→ **WHAT THIS TASK INVOLVES**: Print out the material that follows word for word.

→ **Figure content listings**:
==*==

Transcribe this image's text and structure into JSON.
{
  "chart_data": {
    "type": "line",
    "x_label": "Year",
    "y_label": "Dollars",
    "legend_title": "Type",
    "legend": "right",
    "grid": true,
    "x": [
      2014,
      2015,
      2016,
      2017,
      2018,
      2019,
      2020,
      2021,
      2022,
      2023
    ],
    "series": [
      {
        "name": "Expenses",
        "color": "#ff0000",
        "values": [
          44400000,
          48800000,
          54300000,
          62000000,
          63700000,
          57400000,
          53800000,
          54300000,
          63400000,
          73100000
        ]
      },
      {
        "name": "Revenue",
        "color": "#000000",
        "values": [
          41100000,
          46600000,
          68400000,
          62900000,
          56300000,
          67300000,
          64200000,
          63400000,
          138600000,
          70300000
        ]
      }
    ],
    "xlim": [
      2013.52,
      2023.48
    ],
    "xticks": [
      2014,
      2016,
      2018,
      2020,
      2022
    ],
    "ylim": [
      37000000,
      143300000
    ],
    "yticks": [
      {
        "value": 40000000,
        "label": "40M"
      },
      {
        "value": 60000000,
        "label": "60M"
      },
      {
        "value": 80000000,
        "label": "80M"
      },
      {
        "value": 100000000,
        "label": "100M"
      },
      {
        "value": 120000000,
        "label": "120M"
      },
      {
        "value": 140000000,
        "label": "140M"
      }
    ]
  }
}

==*==

→ **EXERCISE ANSWER**:
Transcribe this image's text and structure into JSON.
{
  "chart_data": {
    "type": "line",
    "x_label": "Year",
    "y_label": "Dollars",
    "legend_title": "Type",
    "legend": "right",
    "grid": true,
    "x": [
      2014,
      2015,
      2016,
      2017,
      2018,
      2019,
      2020,
      2021,
      2022,
      2023
    ],
    "series": [
      {
        "name": "Expenses",
        "color": "#ff0000",
        "values": [
          44400000,
          48800000,
          54300000,
          62000000,
          63700000,
          57400000,
          53800000,
          54300000,
          63400000,
          73100000
        ]
      },
      {
        "name": "Revenue",
        "color": "#000000",
        "values": [
          41100000,
          46600000,
          68400000,
          62900000,
          56300000,
          67300000,
          64200000,
          63400000,
          138600000,
          70300000
        ]
      }
    ],
    "xlim": [
      2013.52,
      2023.48
    ],
    "xticks": [
      2014,
      2016,
      2018,
      2020,
      2022
    ],
    "ylim": [
      37000000,
      143300000
    ],
    "yticks": [
      {
        "value": 40000000,
        "label": "40M"
      },
      {
        "value": 60000000,
        "label": "60M"
      },
      {
        "value": 80000000,
        "label": "80M"
      },
      {
        "value": 100000000,
        "label": "100M"
      },
      {
        "value": 120000000,
        "label": "120M"
      },
      {
        "value": 140000000,
        "label": "140M"
      }
    ]
  }
}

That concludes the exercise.